** start **

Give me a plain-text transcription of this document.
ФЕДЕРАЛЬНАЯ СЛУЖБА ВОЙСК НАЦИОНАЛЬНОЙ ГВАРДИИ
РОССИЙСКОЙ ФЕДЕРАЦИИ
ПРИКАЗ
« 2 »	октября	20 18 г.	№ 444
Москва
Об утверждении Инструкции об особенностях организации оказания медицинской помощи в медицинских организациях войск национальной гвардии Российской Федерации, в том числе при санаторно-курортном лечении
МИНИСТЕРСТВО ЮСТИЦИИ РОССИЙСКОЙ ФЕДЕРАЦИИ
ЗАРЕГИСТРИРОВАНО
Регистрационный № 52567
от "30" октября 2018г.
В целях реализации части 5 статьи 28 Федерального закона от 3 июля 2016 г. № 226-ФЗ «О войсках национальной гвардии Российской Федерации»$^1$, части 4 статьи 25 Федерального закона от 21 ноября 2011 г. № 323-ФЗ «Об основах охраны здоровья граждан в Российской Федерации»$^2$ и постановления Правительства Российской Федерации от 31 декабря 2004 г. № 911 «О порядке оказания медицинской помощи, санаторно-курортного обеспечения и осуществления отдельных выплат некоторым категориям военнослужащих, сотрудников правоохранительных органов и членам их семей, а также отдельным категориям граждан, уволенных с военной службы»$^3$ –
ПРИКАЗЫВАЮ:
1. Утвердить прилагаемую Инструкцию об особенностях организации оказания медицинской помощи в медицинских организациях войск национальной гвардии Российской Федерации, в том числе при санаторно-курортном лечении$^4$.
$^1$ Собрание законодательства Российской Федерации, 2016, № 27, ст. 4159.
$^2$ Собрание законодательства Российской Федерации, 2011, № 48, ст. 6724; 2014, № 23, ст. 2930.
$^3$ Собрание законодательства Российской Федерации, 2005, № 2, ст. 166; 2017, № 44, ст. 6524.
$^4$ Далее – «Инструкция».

** end **

| THE PROBLEM |
Extract every line above exactly as it stands.

| SOLUTION TO THIS EXERCISE |
Give me a plain-text transcription of this document.
ФЕДЕРАЛЬНАЯ СЛУЖБА ВОЙСК НАЦИОНАЛЬНОЙ ГВАРДИИ
РОССИЙСКОЙ ФЕДЕРАЦИИ
ПРИКАЗ
« 2 »	октября	20 18 г.	№ 444
Москва
Об утверждении Инструкции об особенностях организации оказания медицинской помощи в медицинских организациях войск национальной гвардии Российской Федерации, в том числе при санаторно-курортном лечении
МИНИСТЕРСТВО ЮСТИЦИИ РОССИЙСКОЙ ФЕДЕРАЦИИ
ЗАРЕГИСТРИРОВАНО
Регистрационный № 52567
от "30" октября 2018г.
В целях реализации части 5 статьи 28 Федерального закона от 3 июля 2016 г. № 226-ФЗ «О войсках национальной гвардии Российской Федерации»$^1$, части 4 статьи 25 Федерального закона от 21 ноября 2011 г. № 323-ФЗ «Об основах охраны здоровья граждан в Российской Федерации»$^2$ и постановления Правительства Российской Федерации от 31 декабря 2004 г. № 911 «О порядке оказания медицинской помощи, санаторно-курортного обеспечения и осуществления отдельных выплат некоторым категориям военнослужащих, сотрудников правоохранительных органов и членам их семей, а также отдельным категориям граждан, уволенных с военной службы»$^3$ –
ПРИКАЗЫВАЮ:
1. Утвердить прилагаемую Инструкцию об особенностях организации оказания медицинской помощи в медицинских организациях войск национальной гвардии Российской Федерации, в том числе при санаторно-курортном лечении$^4$.
$^1$ Собрание законодательства Российской Федерации, 2016, № 27, ст. 4159.
$^2$ Собрание законодательства Российской Федерации, 2011, № 48, ст. 6724; 2014, № 23, ст. 2930.
$^3$ Собрание законодательства Российской Федерации, 2005, № 2, ст. 166; 2017, № 44, ст. 6524.
$^4$ Далее – «Инструкция».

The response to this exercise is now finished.